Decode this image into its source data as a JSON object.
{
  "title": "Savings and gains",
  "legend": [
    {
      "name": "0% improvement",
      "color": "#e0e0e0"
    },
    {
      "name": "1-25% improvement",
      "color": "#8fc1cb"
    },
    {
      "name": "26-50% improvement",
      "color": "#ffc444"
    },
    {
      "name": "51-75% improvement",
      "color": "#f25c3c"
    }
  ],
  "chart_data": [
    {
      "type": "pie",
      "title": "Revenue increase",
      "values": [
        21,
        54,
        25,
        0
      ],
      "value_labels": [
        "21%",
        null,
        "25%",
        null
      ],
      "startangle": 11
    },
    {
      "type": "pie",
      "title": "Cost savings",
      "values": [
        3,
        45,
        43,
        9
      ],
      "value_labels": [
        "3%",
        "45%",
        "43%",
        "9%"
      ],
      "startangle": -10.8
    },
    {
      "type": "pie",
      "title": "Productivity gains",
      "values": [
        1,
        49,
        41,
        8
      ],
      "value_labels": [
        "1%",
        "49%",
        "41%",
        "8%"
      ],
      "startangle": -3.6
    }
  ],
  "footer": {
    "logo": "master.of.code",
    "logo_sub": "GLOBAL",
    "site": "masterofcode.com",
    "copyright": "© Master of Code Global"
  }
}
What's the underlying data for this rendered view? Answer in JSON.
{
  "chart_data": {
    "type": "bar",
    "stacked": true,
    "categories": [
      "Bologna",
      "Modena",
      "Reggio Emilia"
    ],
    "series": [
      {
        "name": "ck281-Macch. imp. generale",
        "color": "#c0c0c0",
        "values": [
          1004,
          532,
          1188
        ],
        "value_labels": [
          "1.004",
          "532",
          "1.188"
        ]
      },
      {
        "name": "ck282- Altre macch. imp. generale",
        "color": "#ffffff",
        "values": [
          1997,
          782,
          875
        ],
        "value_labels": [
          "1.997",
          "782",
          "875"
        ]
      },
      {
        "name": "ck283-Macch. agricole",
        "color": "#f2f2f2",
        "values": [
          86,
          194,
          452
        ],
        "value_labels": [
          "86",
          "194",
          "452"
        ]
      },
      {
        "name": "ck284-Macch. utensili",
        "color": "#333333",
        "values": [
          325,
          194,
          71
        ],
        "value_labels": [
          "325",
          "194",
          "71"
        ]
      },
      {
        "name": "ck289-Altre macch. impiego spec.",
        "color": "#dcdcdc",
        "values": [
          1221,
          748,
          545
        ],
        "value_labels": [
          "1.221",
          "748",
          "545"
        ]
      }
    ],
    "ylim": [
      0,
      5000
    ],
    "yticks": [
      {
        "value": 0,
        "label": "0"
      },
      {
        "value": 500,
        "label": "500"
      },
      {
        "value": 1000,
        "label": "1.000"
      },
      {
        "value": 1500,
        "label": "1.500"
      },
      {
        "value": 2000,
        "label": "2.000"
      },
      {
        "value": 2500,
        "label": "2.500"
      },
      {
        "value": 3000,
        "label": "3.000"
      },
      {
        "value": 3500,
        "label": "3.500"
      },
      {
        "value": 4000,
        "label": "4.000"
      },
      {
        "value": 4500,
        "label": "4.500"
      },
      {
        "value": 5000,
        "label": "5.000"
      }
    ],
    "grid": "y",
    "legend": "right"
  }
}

**YOUR GOAL:** Produce a verbatim transcription of the entries above.

**RESPONSE:**
Decode this image into its source data as a JSON object.
{
  "title": "Savings and gains",
  "legend": [
    {
      "name": "0% improvement",
      "color": "#e0e0e0"
    },
    {
      "name": "1-25% improvement",
      "color": "#8fc1cb"
    },
    {
      "name": "26-50% improvement",
      "color": "#ffc444"
    },
    {
      "name": "51-75% improvement",
      "color": "#f25c3c"
    }
  ],
  "chart_data": [
    {
      "type": "pie",
      "title": "Revenue increase",
      "values": [
        21,
        54,
        25,
        0
      ],
      "value_labels": [
        "21%",
        null,
        "25%",
        null
      ],
      "startangle": 11
    },
    {
      "type": "pie",
      "title": "Cost savings",
      "values": [
        3,
        45,
        43,
        9
      ],
      "value_labels": [
        "3%",
        "45%",
        "43%",
        "9%"
      ],
      "startangle": -10.8
    },
    {
      "type": "pie",
      "title": "Productivity gains",
      "values": [
        1,
        49,
        41,
        8
      ],
      "value_labels": [
        "1%",
        "49%",
        "41%",
        "8%"
      ],
      "startangle": -3.6
    }
  ],
  "footer": {
    "logo": "master.of.code",
    "logo_sub": "GLOBAL",
    "site": "masterofcode.com",
    "copyright": "© Master of Code Global"
  }
}
What's the underlying data for this rendered view? Answer in JSON.
{
  "chart_data": {
    "type": "bar",
    "stacked": true,
    "categories": [
      "Bologna",
      "Modena",
      "Reggio Emilia"
    ],
    "series": [
      {
        "name": "ck281-Macch. imp. generale",
        "color": "#c0c0c0",
        "values": [
          1004,
          532,
          1188
        ],
        "value_labels": [
          "1.004",
          "532",
          "1.188"
        ]
      },
      {
        "name": "ck282- Altre macch. imp. generale",
        "color": "#ffffff",
        "values": [
          1997,
          782,
          875
        ],
        "value_labels": [
          "1.997",
          "782",
          "875"
        ]
      },
      {
        "name": "ck283-Macch. agricole",
        "color": "#f2f2f2",
        "values": [
          86,
          194,
          452
        ],
        "value_labels": [
          "86",
          "194",
          "452"
        ]
      },
      {
        "name": "ck284-Macch. utensili",
        "color": "#333333",
        "values": [
          325,
          194,
          71
        ],
        "value_labels": [
          "325",
          "194",
          "71"
        ]
      },
      {
        "name": "ck289-Altre macch. impiego spec.",
        "color": "#dcdcdc",
        "values": [
          1221,
          748,
          545
        ],
        "value_labels": [
          "1.221",
          "748",
          "545"
        ]
      }
    ],
    "ylim": [
      0,
      5000
    ],
    "yticks": [
      {
        "value": 0,
        "label": "0"
      },
      {
        "value": 500,
        "label": "500"
      },
      {
        "value": 1000,
        "label": "1.000"
      },
      {
        "value": 1500,
        "label": "1.500"
      },
      {
        "value": 2000,
        "label": "2.000"
      },
      {
        "value": 2500,
        "label": "2.500"
      },
      {
        "value": 3000,
        "label": "3.000"
      },
      {
        "value": 3500,
        "label": "3.500"
      },
      {
        "value": 4000,
        "label": "4.000"
      },
      {
        "value": 4500,
        "label": "4.500"
      },
      {
        "value": 5000,
        "label": "5.000"
      }
    ],
    "grid": "y",
    "legend": "right"
  }
}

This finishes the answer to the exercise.